Short task =>
Exactly as written, retype the listing below, omitting the pictures.
------ Records provided
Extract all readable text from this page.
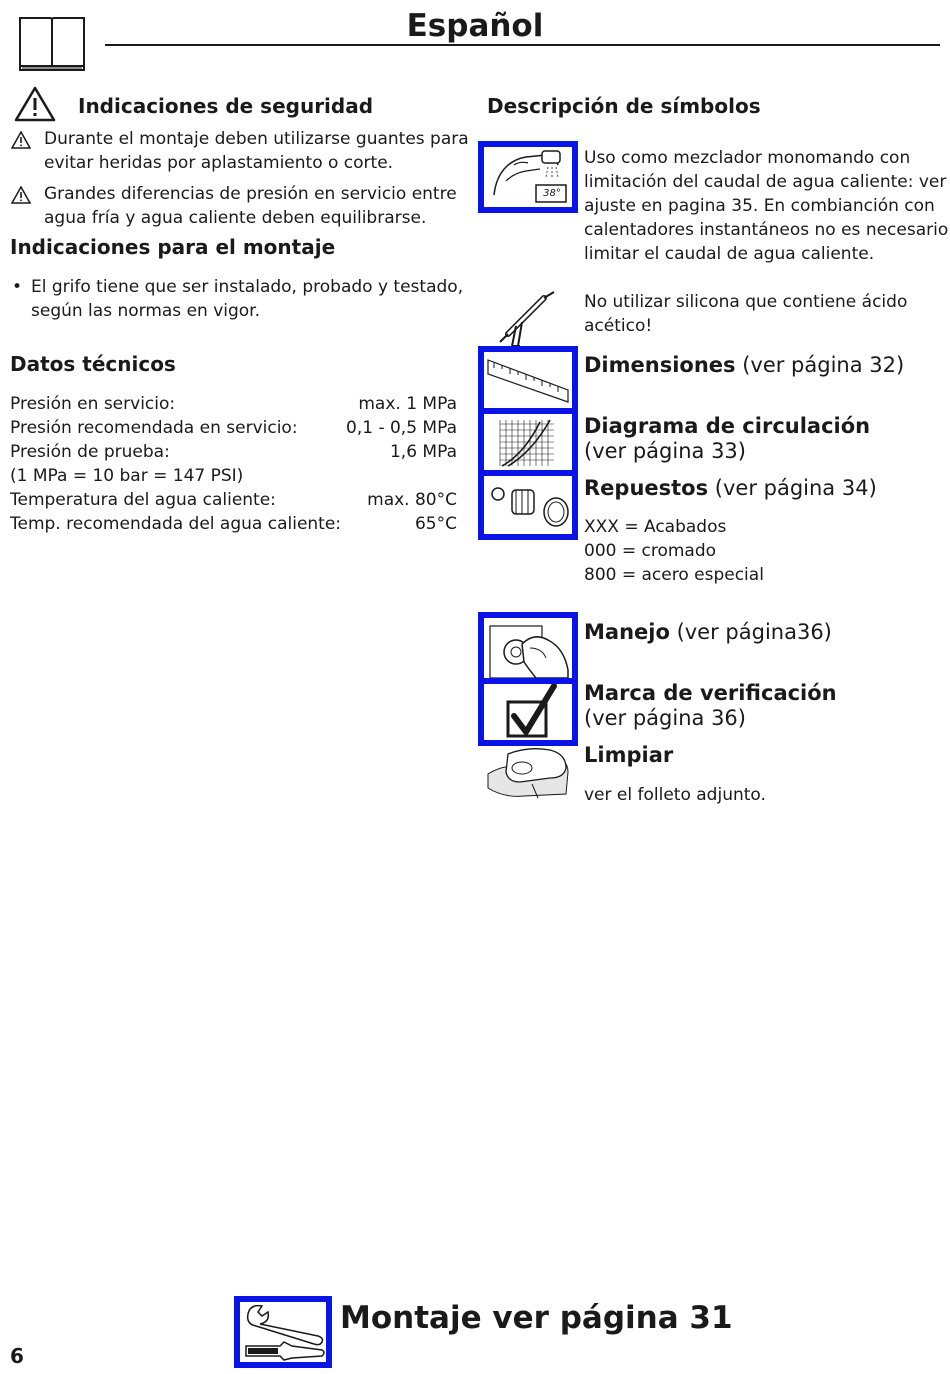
Español
Indicaciones de seguridad
Durante el montaje deben utilizarse guantes para
evitar heridas por aplastamiento o corte.
Grandes diferencias de presión en servicio entre
agua fría y agua caliente deben equilibrarse.
Indicaciones para el montaje
• El grifo tiene que ser instalado, probado y testado,
según las normas en vigor.
Datos técnicos
Presión en servicio:	max. 1 MPa
Presión recomendada en servicio:	0,1 - 0,5 MPa
Presión de prueba:	1,6 MPa
(1 MPa = 10 bar = 147 PSI)
Temperatura del agua caliente:	max. 80°C
Temp. recomendada del agua caliente:	65°C
Descripción de símbolos
38°
Uso como mezclador monomando con
limitación del caudal de agua caliente: ver
ajuste en pagina 35. En combianción con
calentadores instantáneos no es necesario
limitar el caudal de agua caliente.
No utilizar silicona que contiene ácido
acético!
Dimensiones (ver página 32)
Diagrama de circulación
(ver página 33)
Repuestos (ver página 34)
XXX = Acabados
000 = cromado
800 = acero especial
Manejo (ver página36)
Marca de verificación
(ver página 36)
Limpiar
ver el folleto adjunto.
6
Montaje ver página 31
------------
Written answer =>
Extract all readable text from this page.
Español
Indicaciones de seguridad
Durante el montaje deben utilizarse guantes para
evitar heridas por aplastamiento o corte.
Grandes diferencias de presión en servicio entre
agua fría y agua caliente deben equilibrarse.
Indicaciones para el montaje
• El grifo tiene que ser instalado, probado y testado,
según las normas en vigor.
Datos técnicos
Presión en servicio:	max. 1 MPa
Presión recomendada en servicio:	0,1 - 0,5 MPa
Presión de prueba:	1,6 MPa
(1 MPa = 10 bar = 147 PSI)
Temperatura del agua caliente:	max. 80°C
Temp. recomendada del agua caliente:	65°C
Descripción de símbolos
38°
Uso como mezclador monomando con
limitación del caudal de agua caliente: ver
ajuste en pagina 35. En combianción con
calentadores instantáneos no es necesario
limitar el caudal de agua caliente.
No utilizar silicona que contiene ácido
acético!
Dimensiones (ver página 32)
Diagrama de circulación
(ver página 33)
Repuestos (ver página 34)
XXX = Acabados
000 = cromado
800 = acero especial
Manejo (ver página36)
Marca de verificación
(ver página 36)
Limpiar
ver el folleto adjunto.
6
Montaje ver página 31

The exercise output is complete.